= Task objective =
Quote the entries word for word. Omit the pictures.

= Information provided =
■ ■ ■ ■ ■
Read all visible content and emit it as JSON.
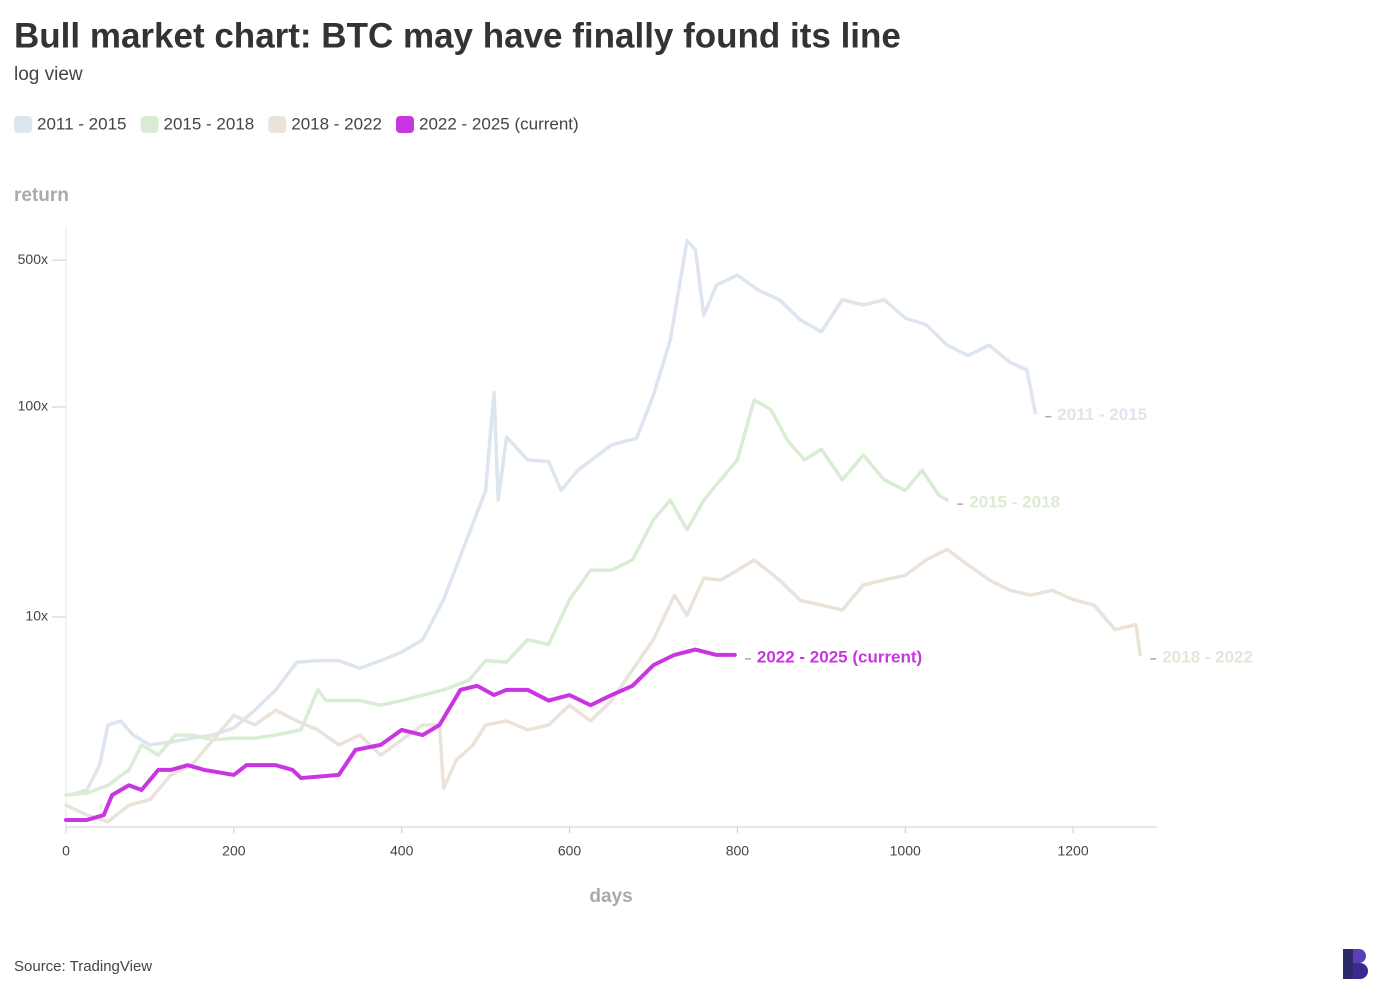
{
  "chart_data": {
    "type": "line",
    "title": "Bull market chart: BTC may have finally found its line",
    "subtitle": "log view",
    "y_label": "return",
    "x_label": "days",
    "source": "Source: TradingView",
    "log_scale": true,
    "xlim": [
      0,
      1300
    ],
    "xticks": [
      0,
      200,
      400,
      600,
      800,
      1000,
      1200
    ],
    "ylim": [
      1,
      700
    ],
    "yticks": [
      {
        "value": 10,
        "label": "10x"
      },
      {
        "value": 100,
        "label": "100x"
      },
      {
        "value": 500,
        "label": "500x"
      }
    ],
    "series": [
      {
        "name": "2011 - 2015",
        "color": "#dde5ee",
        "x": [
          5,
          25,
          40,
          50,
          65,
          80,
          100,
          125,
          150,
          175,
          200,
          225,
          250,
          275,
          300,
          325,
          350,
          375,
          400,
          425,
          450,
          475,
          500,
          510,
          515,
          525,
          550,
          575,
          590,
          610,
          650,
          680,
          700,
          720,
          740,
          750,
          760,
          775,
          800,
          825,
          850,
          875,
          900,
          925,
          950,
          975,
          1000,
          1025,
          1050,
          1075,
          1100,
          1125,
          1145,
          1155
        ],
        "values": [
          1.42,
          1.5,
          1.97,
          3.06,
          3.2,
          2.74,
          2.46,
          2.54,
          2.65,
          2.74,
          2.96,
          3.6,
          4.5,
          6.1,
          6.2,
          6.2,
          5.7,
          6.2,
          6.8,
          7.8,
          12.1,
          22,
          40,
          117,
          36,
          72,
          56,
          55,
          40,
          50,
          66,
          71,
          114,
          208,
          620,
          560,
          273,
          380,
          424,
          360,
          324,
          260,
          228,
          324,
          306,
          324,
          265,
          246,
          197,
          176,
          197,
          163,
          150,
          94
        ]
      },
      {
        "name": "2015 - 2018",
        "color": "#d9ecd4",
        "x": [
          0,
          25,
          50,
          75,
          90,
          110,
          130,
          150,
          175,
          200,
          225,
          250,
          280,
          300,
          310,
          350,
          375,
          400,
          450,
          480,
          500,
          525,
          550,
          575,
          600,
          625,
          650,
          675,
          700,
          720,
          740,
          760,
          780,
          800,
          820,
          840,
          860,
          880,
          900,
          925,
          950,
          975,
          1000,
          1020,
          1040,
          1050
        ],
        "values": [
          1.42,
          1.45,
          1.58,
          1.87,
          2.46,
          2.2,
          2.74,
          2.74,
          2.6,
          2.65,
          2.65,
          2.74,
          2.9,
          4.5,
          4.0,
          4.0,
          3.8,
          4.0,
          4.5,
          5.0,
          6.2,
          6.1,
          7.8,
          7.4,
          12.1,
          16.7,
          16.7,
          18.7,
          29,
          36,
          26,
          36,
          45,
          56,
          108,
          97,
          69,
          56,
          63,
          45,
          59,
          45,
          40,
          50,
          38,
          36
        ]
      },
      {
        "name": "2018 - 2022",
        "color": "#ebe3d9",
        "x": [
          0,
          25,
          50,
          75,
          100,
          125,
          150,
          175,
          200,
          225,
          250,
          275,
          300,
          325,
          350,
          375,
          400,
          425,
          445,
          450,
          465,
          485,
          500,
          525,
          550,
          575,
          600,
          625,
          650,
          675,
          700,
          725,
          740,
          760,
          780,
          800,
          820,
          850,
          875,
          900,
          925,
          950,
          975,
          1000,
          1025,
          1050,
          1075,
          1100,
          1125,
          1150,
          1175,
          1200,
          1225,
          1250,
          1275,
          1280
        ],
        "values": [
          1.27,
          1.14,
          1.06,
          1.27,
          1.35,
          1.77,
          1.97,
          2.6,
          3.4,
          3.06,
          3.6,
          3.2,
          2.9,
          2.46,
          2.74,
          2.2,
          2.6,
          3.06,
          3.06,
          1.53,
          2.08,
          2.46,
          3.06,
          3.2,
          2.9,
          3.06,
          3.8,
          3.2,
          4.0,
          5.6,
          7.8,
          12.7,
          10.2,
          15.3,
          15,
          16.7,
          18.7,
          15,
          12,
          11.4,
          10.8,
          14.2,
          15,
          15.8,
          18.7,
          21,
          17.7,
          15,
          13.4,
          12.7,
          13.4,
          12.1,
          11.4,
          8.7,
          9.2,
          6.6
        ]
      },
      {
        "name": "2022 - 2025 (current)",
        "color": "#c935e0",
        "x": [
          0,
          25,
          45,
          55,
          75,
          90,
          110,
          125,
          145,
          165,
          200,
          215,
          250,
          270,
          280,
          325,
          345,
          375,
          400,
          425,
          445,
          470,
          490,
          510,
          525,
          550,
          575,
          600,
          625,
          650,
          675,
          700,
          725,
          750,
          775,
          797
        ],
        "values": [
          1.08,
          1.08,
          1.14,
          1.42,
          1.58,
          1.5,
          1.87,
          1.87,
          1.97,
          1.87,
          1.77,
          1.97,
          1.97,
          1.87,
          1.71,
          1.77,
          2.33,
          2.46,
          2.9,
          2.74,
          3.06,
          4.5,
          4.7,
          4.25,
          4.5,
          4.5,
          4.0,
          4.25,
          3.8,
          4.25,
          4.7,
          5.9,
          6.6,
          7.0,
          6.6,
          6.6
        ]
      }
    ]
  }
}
■ ■ ■ ■ ■
= Full solution =
Read all visible content and emit it as JSON.
{
  "chart_data": {
    "type": "line",
    "title": "Bull market chart: BTC may have finally found its line",
    "subtitle": "log view",
    "y_label": "return",
    "x_label": "days",
    "source": "Source: TradingView",
    "log_scale": true,
    "xlim": [
      0,
      1300
    ],
    "xticks": [
      0,
      200,
      400,
      600,
      800,
      1000,
      1200
    ],
    "ylim": [
      1,
      700
    ],
    "yticks": [
      {
        "value": 10,
        "label": "10x"
      },
      {
        "value": 100,
        "label": "100x"
      },
      {
        "value": 500,
        "label": "500x"
      }
    ],
    "series": [
      {
        "name": "2011 - 2015",
        "color": "#dde5ee",
        "x": [
          5,
          25,
          40,
          50,
          65,
          80,
          100,
          125,
          150,
          175,
          200,
          225,
          250,
          275,
          300,
          325,
          350,
          375,
          400,
          425,
          450,
          475,
          500,
          510,
          515,
          525,
          550,
          575,
          590,
          610,
          650,
          680,
          700,
          720,
          740,
          750,
          760,
          775,
          800,
          825,
          850,
          875,
          900,
          925,
          950,
          975,
          1000,
          1025,
          1050,
          1075,
          1100,
          1125,
          1145,
          1155
        ],
        "values": [
          1.42,
          1.5,
          1.97,
          3.06,
          3.2,
          2.74,
          2.46,
          2.54,
          2.65,
          2.74,
          2.96,
          3.6,
          4.5,
          6.1,
          6.2,
          6.2,
          5.7,
          6.2,
          6.8,
          7.8,
          12.1,
          22,
          40,
          117,
          36,
          72,
          56,
          55,
          40,
          50,
          66,
          71,
          114,
          208,
          620,
          560,
          273,
          380,
          424,
          360,
          324,
          260,
          228,
          324,
          306,
          324,
          265,
          246,
          197,
          176,
          197,
          163,
          150,
          94
        ]
      },
      {
        "name": "2015 - 2018",
        "color": "#d9ecd4",
        "x": [
          0,
          25,
          50,
          75,
          90,
          110,
          130,
          150,
          175,
          200,
          225,
          250,
          280,
          300,
          310,
          350,
          375,
          400,
          450,
          480,
          500,
          525,
          550,
          575,
          600,
          625,
          650,
          675,
          700,
          720,
          740,
          760,
          780,
          800,
          820,
          840,
          860,
          880,
          900,
          925,
          950,
          975,
          1000,
          1020,
          1040,
          1050
        ],
        "values": [
          1.42,
          1.45,
          1.58,
          1.87,
          2.46,
          2.2,
          2.74,
          2.74,
          2.6,
          2.65,
          2.65,
          2.74,
          2.9,
          4.5,
          4.0,
          4.0,
          3.8,
          4.0,
          4.5,
          5.0,
          6.2,
          6.1,
          7.8,
          7.4,
          12.1,
          16.7,
          16.7,
          18.7,
          29,
          36,
          26,
          36,
          45,
          56,
          108,
          97,
          69,
          56,
          63,
          45,
          59,
          45,
          40,
          50,
          38,
          36
        ]
      },
      {
        "name": "2018 - 2022",
        "color": "#ebe3d9",
        "x": [
          0,
          25,
          50,
          75,
          100,
          125,
          150,
          175,
          200,
          225,
          250,
          275,
          300,
          325,
          350,
          375,
          400,
          425,
          445,
          450,
          465,
          485,
          500,
          525,
          550,
          575,
          600,
          625,
          650,
          675,
          700,
          725,
          740,
          760,
          780,
          800,
          820,
          850,
          875,
          900,
          925,
          950,
          975,
          1000,
          1025,
          1050,
          1075,
          1100,
          1125,
          1150,
          1175,
          1200,
          1225,
          1250,
          1275,
          1280
        ],
        "values": [
          1.27,
          1.14,
          1.06,
          1.27,
          1.35,
          1.77,
          1.97,
          2.6,
          3.4,
          3.06,
          3.6,
          3.2,
          2.9,
          2.46,
          2.74,
          2.2,
          2.6,
          3.06,
          3.06,
          1.53,
          2.08,
          2.46,
          3.06,
          3.2,
          2.9,
          3.06,
          3.8,
          3.2,
          4.0,
          5.6,
          7.8,
          12.7,
          10.2,
          15.3,
          15,
          16.7,
          18.7,
          15,
          12,
          11.4,
          10.8,
          14.2,
          15,
          15.8,
          18.7,
          21,
          17.7,
          15,
          13.4,
          12.7,
          13.4,
          12.1,
          11.4,
          8.7,
          9.2,
          6.6
        ]
      },
      {
        "name": "2022 - 2025 (current)",
        "color": "#c935e0",
        "x": [
          0,
          25,
          45,
          55,
          75,
          90,
          110,
          125,
          145,
          165,
          200,
          215,
          250,
          270,
          280,
          325,
          345,
          375,
          400,
          425,
          445,
          470,
          490,
          510,
          525,
          550,
          575,
          600,
          625,
          650,
          675,
          700,
          725,
          750,
          775,
          797
        ],
        "values": [
          1.08,
          1.08,
          1.14,
          1.42,
          1.58,
          1.5,
          1.87,
          1.87,
          1.97,
          1.87,
          1.77,
          1.97,
          1.97,
          1.87,
          1.71,
          1.77,
          2.33,
          2.46,
          2.9,
          2.74,
          3.06,
          4.5,
          4.7,
          4.25,
          4.5,
          4.5,
          4.0,
          4.25,
          3.8,
          4.25,
          4.7,
          5.9,
          6.6,
          7.0,
          6.6,
          6.6
        ]
      }
    ]
  }
}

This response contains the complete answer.